→ **WHAT YOU NEED TO DO**: Please retype the records below exactly, leaving out any pictures.

→ **EXTRACTED RECORDS**:
===

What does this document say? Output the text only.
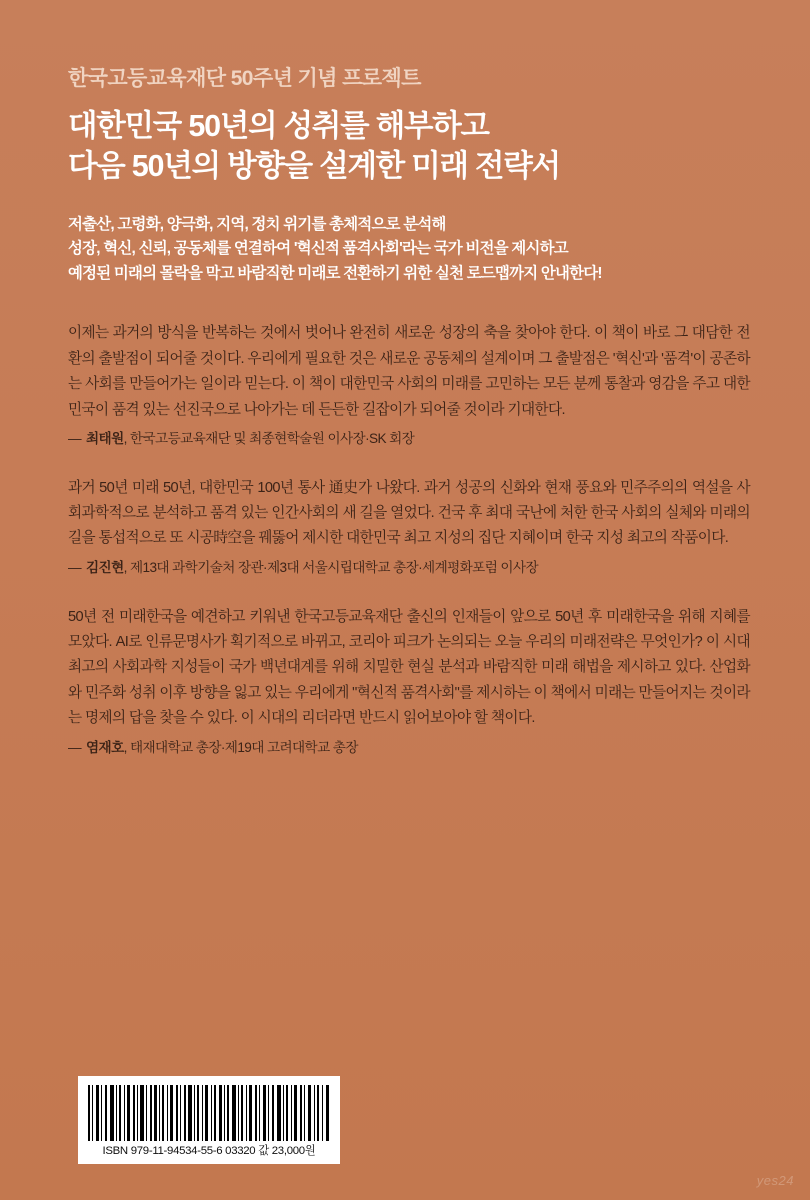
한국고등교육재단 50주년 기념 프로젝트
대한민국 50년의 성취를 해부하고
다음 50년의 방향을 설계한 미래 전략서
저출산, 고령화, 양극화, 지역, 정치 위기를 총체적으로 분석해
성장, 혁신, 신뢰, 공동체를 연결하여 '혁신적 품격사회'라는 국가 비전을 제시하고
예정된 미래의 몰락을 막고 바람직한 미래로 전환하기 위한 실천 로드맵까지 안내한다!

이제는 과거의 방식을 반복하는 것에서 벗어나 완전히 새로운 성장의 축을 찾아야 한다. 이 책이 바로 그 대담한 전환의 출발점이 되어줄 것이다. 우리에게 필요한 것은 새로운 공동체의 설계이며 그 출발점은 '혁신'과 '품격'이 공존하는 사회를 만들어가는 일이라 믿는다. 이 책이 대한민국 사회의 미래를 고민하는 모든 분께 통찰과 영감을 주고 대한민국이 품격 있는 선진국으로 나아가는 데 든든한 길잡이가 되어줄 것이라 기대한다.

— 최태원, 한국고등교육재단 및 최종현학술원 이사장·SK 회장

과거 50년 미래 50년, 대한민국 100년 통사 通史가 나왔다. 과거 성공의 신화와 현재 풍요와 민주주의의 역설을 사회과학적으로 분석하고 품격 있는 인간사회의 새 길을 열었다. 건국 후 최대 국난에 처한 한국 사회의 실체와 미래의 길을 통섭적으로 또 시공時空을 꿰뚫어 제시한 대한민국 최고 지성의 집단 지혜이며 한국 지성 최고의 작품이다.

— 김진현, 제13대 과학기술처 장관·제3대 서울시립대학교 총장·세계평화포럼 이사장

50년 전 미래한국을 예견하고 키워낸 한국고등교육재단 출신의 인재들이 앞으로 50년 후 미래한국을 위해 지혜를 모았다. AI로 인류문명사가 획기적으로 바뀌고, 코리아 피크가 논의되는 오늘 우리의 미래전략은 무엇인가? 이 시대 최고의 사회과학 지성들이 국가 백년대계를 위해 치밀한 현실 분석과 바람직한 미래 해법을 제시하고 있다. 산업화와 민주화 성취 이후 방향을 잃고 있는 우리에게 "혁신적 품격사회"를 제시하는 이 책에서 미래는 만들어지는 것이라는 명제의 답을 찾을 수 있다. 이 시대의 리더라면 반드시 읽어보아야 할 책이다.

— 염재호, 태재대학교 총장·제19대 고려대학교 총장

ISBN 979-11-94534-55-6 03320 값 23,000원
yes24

===

→ **CORRECT RESPONSE**:
What does this document say? Output the text only.
한국고등교육재단 50주년 기념 프로젝트
대한민국 50년의 성취를 해부하고
다음 50년의 방향을 설계한 미래 전략서
저출산, 고령화, 양극화, 지역, 정치 위기를 총체적으로 분석해
성장, 혁신, 신뢰, 공동체를 연결하여 '혁신적 품격사회'라는 국가 비전을 제시하고
예정된 미래의 몰락을 막고 바람직한 미래로 전환하기 위한 실천 로드맵까지 안내한다!

이제는 과거의 방식을 반복하는 것에서 벗어나 완전히 새로운 성장의 축을 찾아야 한다. 이 책이 바로 그 대담한 전환의 출발점이 되어줄 것이다. 우리에게 필요한 것은 새로운 공동체의 설계이며 그 출발점은 '혁신'과 '품격'이 공존하는 사회를 만들어가는 일이라 믿는다. 이 책이 대한민국 사회의 미래를 고민하는 모든 분께 통찰과 영감을 주고 대한민국이 품격 있는 선진국으로 나아가는 데 든든한 길잡이가 되어줄 것이라 기대한다.

— 최태원, 한국고등교육재단 및 최종현학술원 이사장·SK 회장

과거 50년 미래 50년, 대한민국 100년 통사 通史가 나왔다. 과거 성공의 신화와 현재 풍요와 민주주의의 역설을 사회과학적으로 분석하고 품격 있는 인간사회의 새 길을 열었다. 건국 후 최대 국난에 처한 한국 사회의 실체와 미래의 길을 통섭적으로 또 시공時空을 꿰뚫어 제시한 대한민국 최고 지성의 집단 지혜이며 한국 지성 최고의 작품이다.

— 김진현, 제13대 과학기술처 장관·제3대 서울시립대학교 총장·세계평화포럼 이사장

50년 전 미래한국을 예견하고 키워낸 한국고등교육재단 출신의 인재들이 앞으로 50년 후 미래한국을 위해 지혜를 모았다. AI로 인류문명사가 획기적으로 바뀌고, 코리아 피크가 논의되는 오늘 우리의 미래전략은 무엇인가? 이 시대 최고의 사회과학 지성들이 국가 백년대계를 위해 치밀한 현실 분석과 바람직한 미래 해법을 제시하고 있다. 산업화와 민주화 성취 이후 방향을 잃고 있는 우리에게 "혁신적 품격사회"를 제시하는 이 책에서 미래는 만들어지는 것이라는 명제의 답을 찾을 수 있다. 이 시대의 리더라면 반드시 읽어보아야 할 책이다.

— 염재호, 태재대학교 총장·제19대 고려대학교 총장

ISBN 979-11-94534-55-6 03320 값 23,000원
yes24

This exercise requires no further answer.